#### Exercise requirements
Please report each line of the data below that contains "Schafböcke".

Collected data
>>>

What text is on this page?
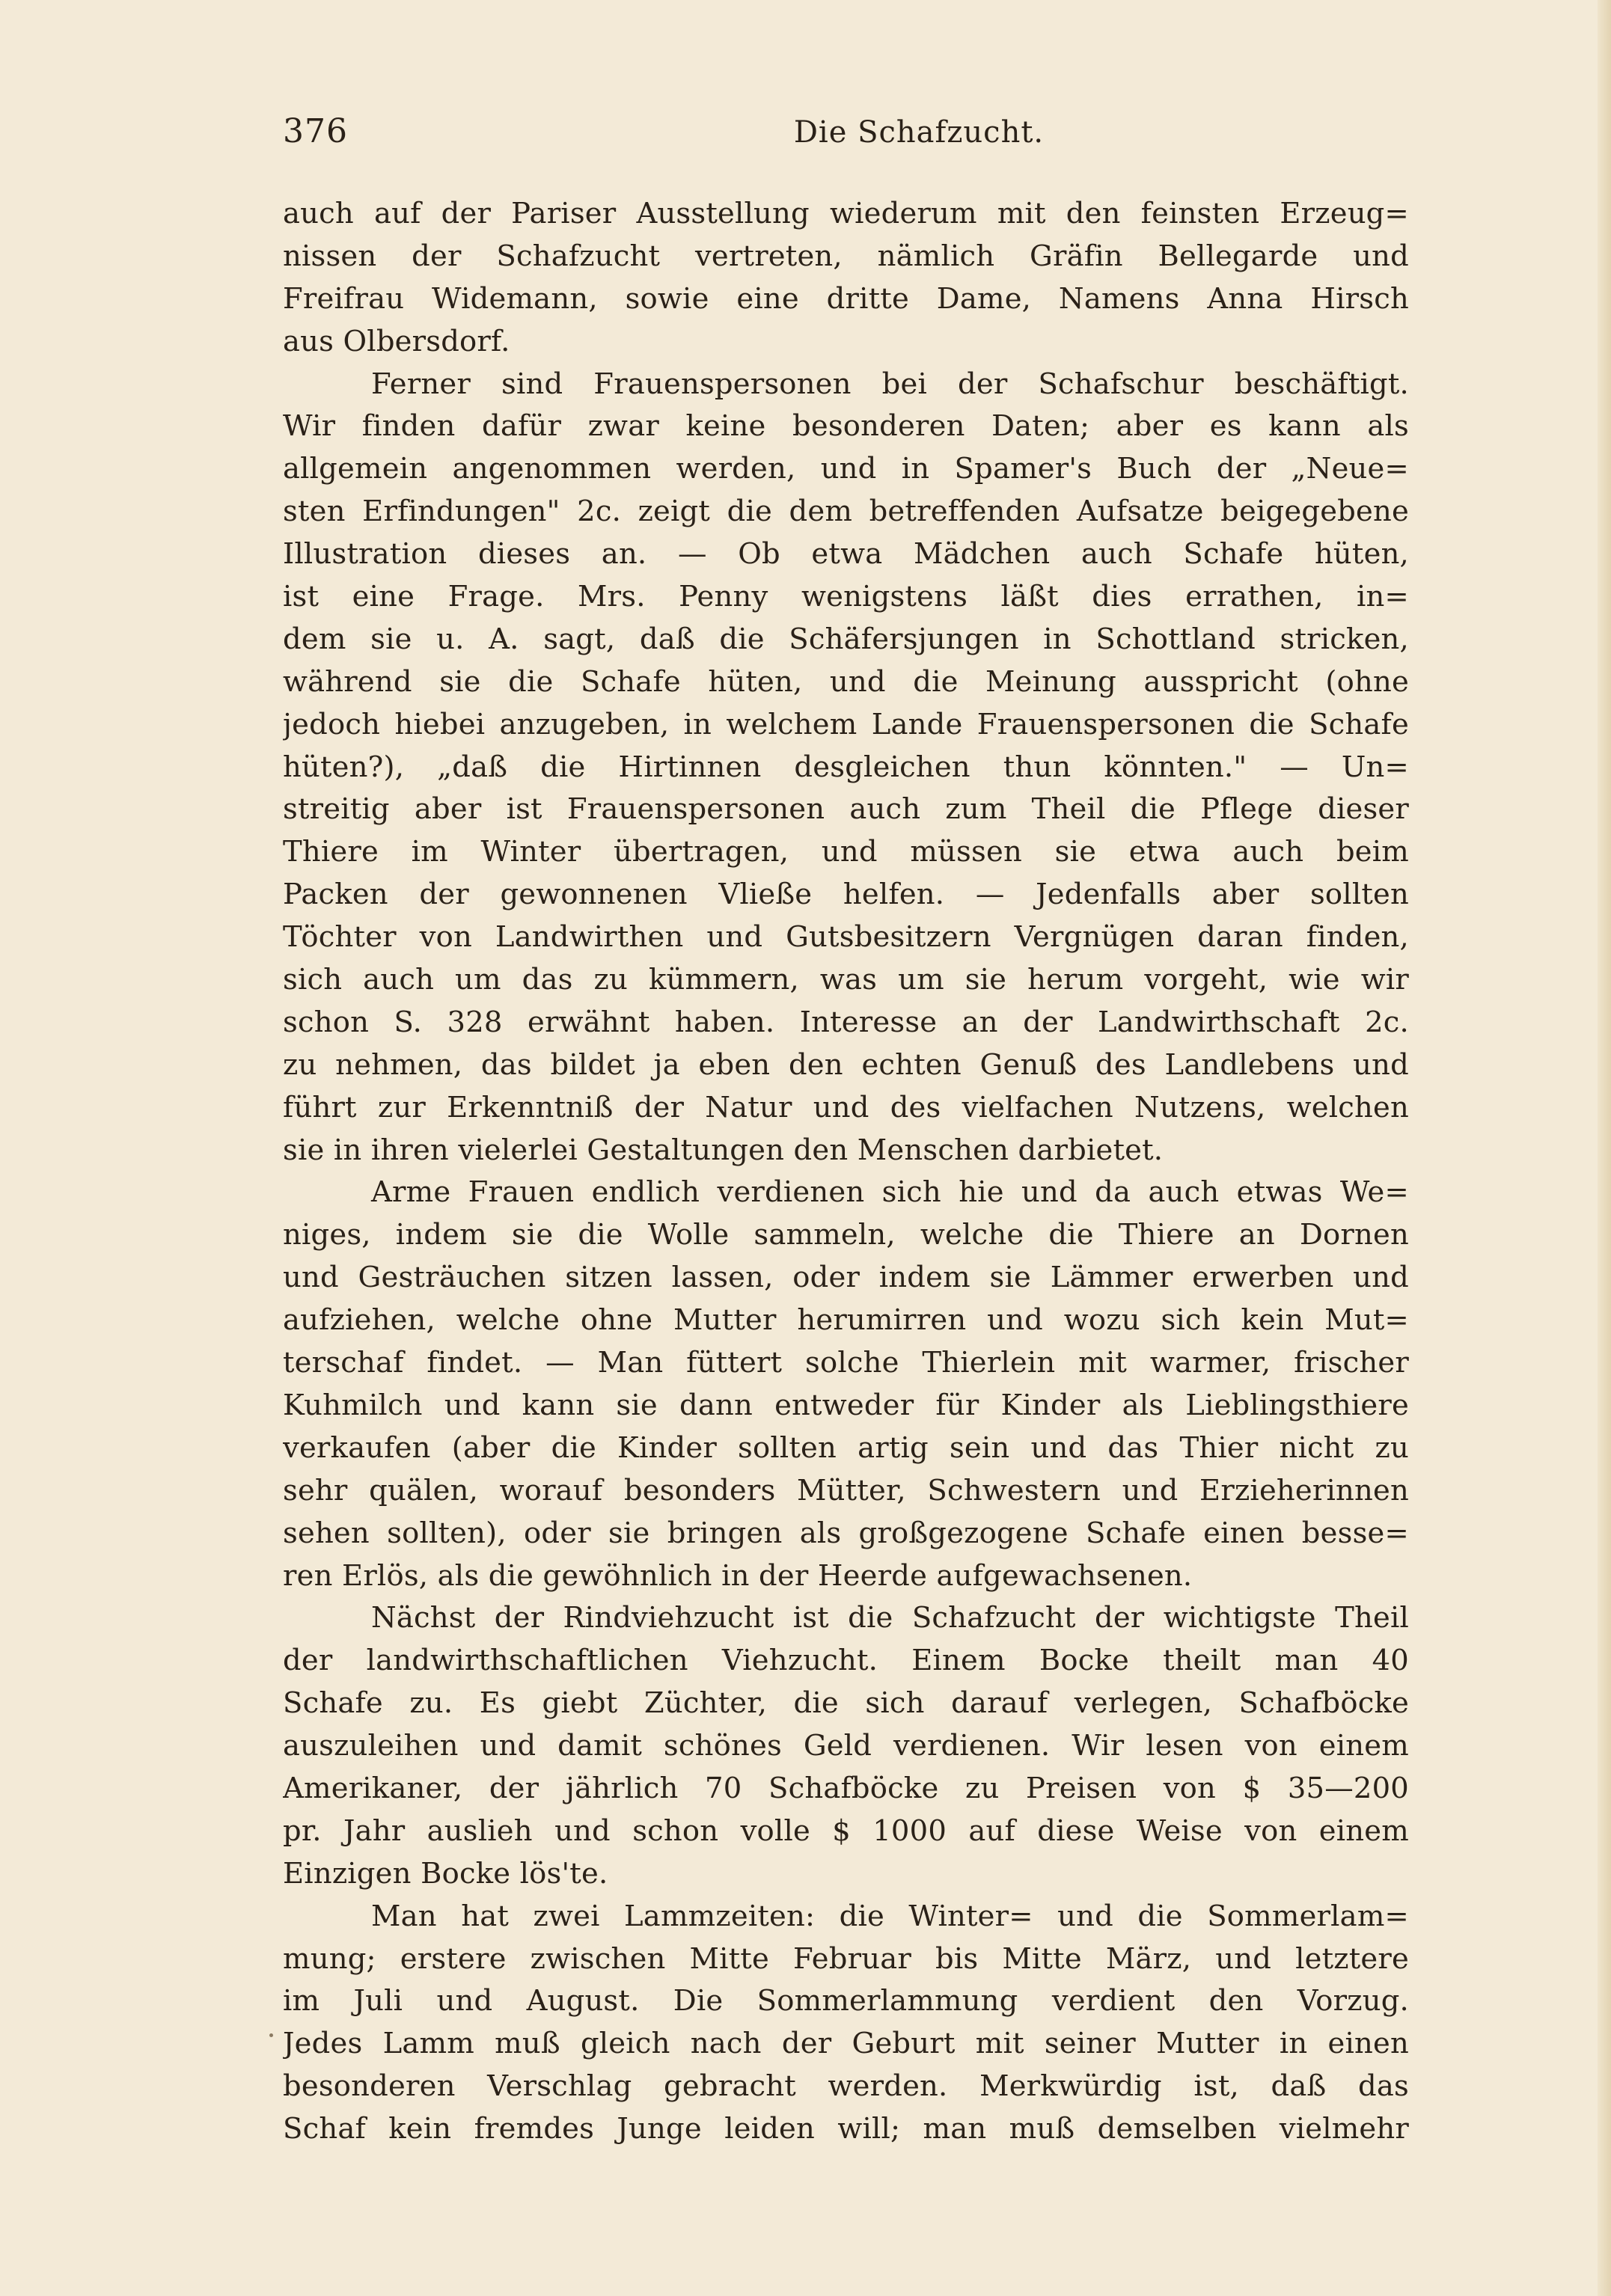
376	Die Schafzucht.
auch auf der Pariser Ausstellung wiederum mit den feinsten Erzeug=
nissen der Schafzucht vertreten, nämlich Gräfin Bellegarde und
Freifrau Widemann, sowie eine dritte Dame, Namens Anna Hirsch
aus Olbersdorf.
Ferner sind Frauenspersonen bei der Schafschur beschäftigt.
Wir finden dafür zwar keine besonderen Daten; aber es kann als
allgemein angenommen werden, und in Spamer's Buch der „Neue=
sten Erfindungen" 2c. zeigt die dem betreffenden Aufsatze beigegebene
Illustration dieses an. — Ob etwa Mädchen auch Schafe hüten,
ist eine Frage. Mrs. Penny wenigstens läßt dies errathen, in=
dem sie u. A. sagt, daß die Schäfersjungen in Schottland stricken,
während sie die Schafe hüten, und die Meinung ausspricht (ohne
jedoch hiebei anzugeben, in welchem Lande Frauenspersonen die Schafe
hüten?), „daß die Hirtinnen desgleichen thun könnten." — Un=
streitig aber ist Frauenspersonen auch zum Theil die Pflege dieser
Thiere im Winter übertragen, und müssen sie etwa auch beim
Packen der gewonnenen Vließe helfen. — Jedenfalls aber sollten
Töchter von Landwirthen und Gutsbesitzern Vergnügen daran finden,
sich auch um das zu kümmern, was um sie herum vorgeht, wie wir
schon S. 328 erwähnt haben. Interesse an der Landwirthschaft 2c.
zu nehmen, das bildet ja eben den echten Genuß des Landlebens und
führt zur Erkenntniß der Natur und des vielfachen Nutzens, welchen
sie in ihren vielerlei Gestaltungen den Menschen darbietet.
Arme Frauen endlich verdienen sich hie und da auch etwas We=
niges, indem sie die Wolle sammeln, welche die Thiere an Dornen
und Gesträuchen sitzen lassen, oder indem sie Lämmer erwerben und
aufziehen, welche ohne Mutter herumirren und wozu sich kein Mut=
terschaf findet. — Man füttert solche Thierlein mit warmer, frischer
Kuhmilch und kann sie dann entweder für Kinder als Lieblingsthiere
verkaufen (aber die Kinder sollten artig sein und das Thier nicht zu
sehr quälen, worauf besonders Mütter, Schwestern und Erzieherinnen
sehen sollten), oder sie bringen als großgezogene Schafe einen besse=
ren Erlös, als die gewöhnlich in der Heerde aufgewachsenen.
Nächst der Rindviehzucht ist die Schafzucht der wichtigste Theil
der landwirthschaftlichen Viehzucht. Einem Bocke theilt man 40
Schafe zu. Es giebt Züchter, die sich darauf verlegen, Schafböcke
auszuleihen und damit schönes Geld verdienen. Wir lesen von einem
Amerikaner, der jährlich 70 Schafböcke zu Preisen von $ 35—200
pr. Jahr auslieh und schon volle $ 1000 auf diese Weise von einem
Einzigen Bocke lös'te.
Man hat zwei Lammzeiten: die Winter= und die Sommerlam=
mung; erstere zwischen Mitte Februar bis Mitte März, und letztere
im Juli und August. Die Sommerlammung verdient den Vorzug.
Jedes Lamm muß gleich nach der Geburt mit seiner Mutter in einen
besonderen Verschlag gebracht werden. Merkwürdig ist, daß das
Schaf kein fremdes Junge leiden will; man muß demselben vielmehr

<<<
>>>

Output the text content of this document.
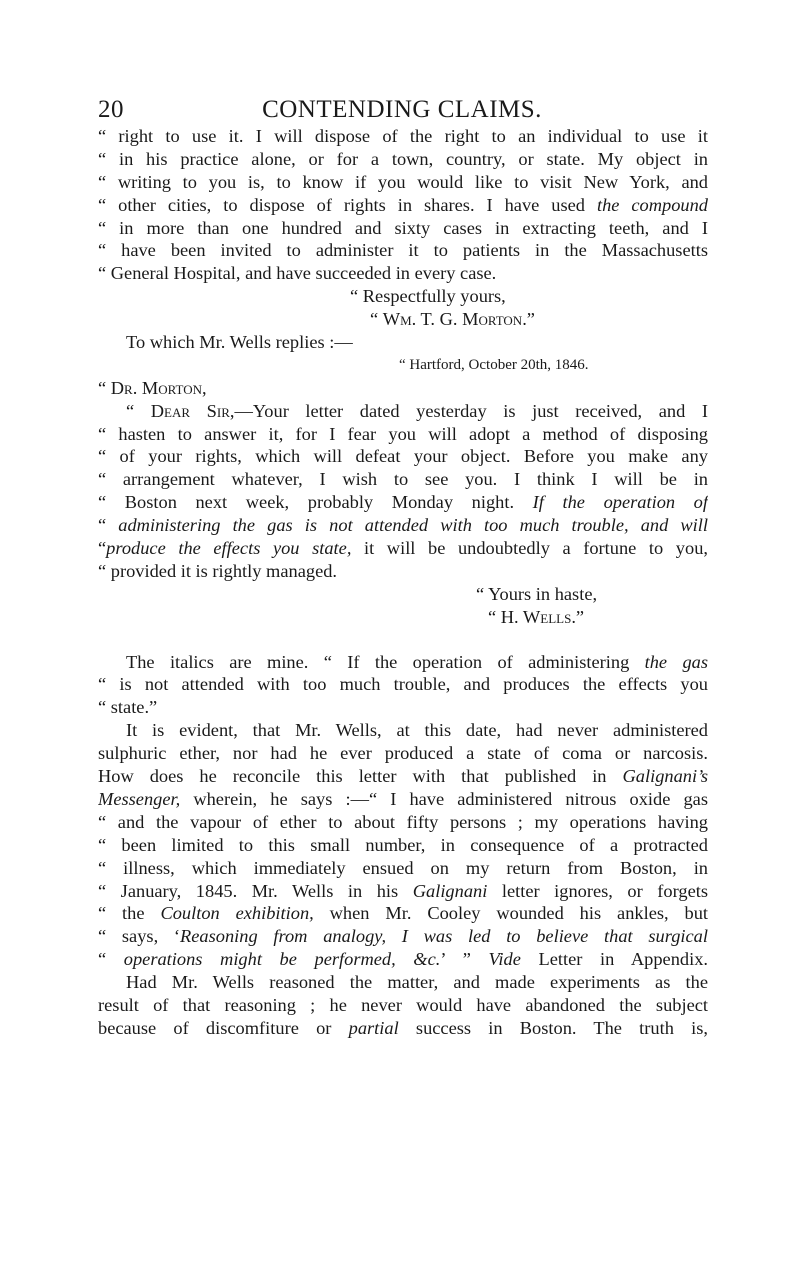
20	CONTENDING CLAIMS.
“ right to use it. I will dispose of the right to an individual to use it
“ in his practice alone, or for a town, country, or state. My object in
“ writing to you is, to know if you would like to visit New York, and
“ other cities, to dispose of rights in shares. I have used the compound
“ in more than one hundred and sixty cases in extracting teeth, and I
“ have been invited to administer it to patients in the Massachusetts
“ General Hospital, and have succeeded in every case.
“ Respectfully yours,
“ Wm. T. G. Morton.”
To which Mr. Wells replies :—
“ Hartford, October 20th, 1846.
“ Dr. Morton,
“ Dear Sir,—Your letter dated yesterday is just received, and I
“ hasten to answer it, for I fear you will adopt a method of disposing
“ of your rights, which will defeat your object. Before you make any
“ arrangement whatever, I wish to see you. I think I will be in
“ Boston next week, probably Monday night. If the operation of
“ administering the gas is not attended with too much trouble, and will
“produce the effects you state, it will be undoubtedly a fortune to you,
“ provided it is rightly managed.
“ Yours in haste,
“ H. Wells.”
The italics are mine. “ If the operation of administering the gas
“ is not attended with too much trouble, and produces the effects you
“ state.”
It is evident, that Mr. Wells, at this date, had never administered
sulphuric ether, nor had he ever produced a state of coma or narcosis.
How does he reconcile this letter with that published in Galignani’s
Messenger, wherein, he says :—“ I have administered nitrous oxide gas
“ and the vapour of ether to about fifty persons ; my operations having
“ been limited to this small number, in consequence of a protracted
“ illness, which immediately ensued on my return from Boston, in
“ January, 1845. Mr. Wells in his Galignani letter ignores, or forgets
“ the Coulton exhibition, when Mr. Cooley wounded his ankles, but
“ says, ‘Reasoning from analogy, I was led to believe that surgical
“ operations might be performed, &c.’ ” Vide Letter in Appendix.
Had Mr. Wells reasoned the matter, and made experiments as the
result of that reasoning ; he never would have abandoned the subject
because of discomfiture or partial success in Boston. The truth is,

<<<

#### Exercise answer
Schafe zu. Es giebt Züchter, die sich darauf verlegen, Schafböcke
Amerikaner, der jährlich 70 Schafböcke zu Preisen von $ 35—200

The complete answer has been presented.